* _Exercise objective_
Reproduce the entries exactly.
______________________________
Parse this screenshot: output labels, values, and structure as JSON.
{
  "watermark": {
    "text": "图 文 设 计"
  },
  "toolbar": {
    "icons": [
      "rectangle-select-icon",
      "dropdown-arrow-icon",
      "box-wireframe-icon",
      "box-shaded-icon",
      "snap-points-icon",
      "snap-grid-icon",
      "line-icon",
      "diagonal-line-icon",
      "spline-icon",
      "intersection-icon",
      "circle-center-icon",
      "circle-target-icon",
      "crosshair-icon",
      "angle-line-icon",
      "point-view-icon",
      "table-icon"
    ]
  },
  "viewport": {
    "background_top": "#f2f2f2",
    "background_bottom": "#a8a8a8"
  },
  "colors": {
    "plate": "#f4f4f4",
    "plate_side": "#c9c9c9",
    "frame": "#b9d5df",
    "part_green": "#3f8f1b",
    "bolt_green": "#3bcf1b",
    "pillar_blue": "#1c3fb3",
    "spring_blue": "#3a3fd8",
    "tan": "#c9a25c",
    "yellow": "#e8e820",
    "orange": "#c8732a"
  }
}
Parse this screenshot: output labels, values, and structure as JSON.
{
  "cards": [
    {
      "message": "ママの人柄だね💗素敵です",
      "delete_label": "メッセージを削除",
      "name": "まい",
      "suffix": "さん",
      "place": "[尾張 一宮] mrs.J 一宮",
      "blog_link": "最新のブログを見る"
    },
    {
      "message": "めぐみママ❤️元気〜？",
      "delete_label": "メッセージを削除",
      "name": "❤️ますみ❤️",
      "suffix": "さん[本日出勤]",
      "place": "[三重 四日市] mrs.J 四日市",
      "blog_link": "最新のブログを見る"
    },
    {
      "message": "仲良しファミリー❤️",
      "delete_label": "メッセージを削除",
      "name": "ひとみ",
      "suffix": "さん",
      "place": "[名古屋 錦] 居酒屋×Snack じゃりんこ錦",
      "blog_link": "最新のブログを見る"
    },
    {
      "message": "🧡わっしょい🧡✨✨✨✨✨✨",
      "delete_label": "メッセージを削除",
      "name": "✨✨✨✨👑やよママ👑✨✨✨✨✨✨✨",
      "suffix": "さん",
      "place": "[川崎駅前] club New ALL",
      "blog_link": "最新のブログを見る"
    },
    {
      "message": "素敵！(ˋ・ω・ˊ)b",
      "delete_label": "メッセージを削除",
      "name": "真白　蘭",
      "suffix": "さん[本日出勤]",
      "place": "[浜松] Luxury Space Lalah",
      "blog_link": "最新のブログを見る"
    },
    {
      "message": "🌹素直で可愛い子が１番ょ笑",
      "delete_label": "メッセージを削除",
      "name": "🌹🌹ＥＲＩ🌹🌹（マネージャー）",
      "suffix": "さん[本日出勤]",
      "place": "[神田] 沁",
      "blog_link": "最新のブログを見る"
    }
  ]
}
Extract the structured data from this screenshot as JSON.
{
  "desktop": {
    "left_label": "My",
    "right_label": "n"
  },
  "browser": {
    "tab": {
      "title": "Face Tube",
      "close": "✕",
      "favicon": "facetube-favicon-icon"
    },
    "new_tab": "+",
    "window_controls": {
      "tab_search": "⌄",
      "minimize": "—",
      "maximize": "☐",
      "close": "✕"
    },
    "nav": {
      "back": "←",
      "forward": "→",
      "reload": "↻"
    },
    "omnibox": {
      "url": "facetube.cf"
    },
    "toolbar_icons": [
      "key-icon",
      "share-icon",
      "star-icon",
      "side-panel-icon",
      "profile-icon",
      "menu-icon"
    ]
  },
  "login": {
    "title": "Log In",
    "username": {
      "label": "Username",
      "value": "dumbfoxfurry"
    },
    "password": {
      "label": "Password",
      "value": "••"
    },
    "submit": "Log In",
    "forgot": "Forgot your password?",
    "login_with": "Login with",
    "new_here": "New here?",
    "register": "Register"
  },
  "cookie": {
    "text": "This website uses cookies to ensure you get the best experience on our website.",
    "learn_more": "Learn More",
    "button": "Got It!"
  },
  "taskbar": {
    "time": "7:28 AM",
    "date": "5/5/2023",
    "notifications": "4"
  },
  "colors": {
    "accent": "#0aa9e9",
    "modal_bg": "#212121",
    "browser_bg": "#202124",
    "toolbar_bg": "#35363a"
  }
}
______________________________
* _Response below_
Parse this screenshot: output labels, values, and structure as JSON.
{
  "watermark": {
    "text": "图 文 设 计"
  },
  "toolbar": {
    "icons": [
      "rectangle-select-icon",
      "dropdown-arrow-icon",
      "box-wireframe-icon",
      "box-shaded-icon",
      "snap-points-icon",
      "snap-grid-icon",
      "line-icon",
      "diagonal-line-icon",
      "spline-icon",
      "intersection-icon",
      "circle-center-icon",
      "circle-target-icon",
      "crosshair-icon",
      "angle-line-icon",
      "point-view-icon",
      "table-icon"
    ]
  },
  "viewport": {
    "background_top": "#f2f2f2",
    "background_bottom": "#a8a8a8"
  },
  "colors": {
    "plate": "#f4f4f4",
    "plate_side": "#c9c9c9",
    "frame": "#b9d5df",
    "part_green": "#3f8f1b",
    "bolt_green": "#3bcf1b",
    "pillar_blue": "#1c3fb3",
    "spring_blue": "#3a3fd8",
    "tan": "#c9a25c",
    "yellow": "#e8e820",
    "orange": "#c8732a"
  }
}
Parse this screenshot: output labels, values, and structure as JSON.
{
  "cards": [
    {
      "message": "ママの人柄だね💗素敵です",
      "delete_label": "メッセージを削除",
      "name": "まい",
      "suffix": "さん",
      "place": "[尾張 一宮] mrs.J 一宮",
      "blog_link": "最新のブログを見る"
    },
    {
      "message": "めぐみママ❤️元気〜？",
      "delete_label": "メッセージを削除",
      "name": "❤️ますみ❤️",
      "suffix": "さん[本日出勤]",
      "place": "[三重 四日市] mrs.J 四日市",
      "blog_link": "最新のブログを見る"
    },
    {
      "message": "仲良しファミリー❤️",
      "delete_label": "メッセージを削除",
      "name": "ひとみ",
      "suffix": "さん",
      "place": "[名古屋 錦] 居酒屋×Snack じゃりんこ錦",
      "blog_link": "最新のブログを見る"
    },
    {
      "message": "🧡わっしょい🧡✨✨✨✨✨✨",
      "delete_label": "メッセージを削除",
      "name": "✨✨✨✨👑やよママ👑✨✨✨✨✨✨✨",
      "suffix": "さん",
      "place": "[川崎駅前] club New ALL",
      "blog_link": "最新のブログを見る"
    },
    {
      "message": "素敵！(ˋ・ω・ˊ)b",
      "delete_label": "メッセージを削除",
      "name": "真白　蘭",
      "suffix": "さん[本日出勤]",
      "place": "[浜松] Luxury Space Lalah",
      "blog_link": "最新のブログを見る"
    },
    {
      "message": "🌹素直で可愛い子が１番ょ笑",
      "delete_label": "メッセージを削除",
      "name": "🌹🌹ＥＲＩ🌹🌹（マネージャー）",
      "suffix": "さん[本日出勤]",
      "place": "[神田] 沁",
      "blog_link": "最新のブログを見る"
    }
  ]
}
Extract the structured data from this screenshot as JSON.
{
  "desktop": {
    "left_label": "My",
    "right_label": "n"
  },
  "browser": {
    "tab": {
      "title": "Face Tube",
      "close": "✕",
      "favicon": "facetube-favicon-icon"
    },
    "new_tab": "+",
    "window_controls": {
      "tab_search": "⌄",
      "minimize": "—",
      "maximize": "☐",
      "close": "✕"
    },
    "nav": {
      "back": "←",
      "forward": "→",
      "reload": "↻"
    },
    "omnibox": {
      "url": "facetube.cf"
    },
    "toolbar_icons": [
      "key-icon",
      "share-icon",
      "star-icon",
      "side-panel-icon",
      "profile-icon",
      "menu-icon"
    ]
  },
  "login": {
    "title": "Log In",
    "username": {
      "label": "Username",
      "value": "dumbfoxfurry"
    },
    "password": {
      "label": "Password",
      "value": "••"
    },
    "submit": "Log In",
    "forgot": "Forgot your password?",
    "login_with": "Login with",
    "new_here": "New here?",
    "register": "Register"
  },
  "cookie": {
    "text": "This website uses cookies to ensure you get the best experience on our website.",
    "learn_more": "Learn More",
    "button": "Got It!"
  },
  "taskbar": {
    "time": "7:28 AM",
    "date": "5/5/2023",
    "notifications": "4"
  },
  "colors": {
    "accent": "#0aa9e9",
    "modal_bg": "#212121",
    "browser_bg": "#202124",
    "toolbar_bg": "#35363a"
  }
}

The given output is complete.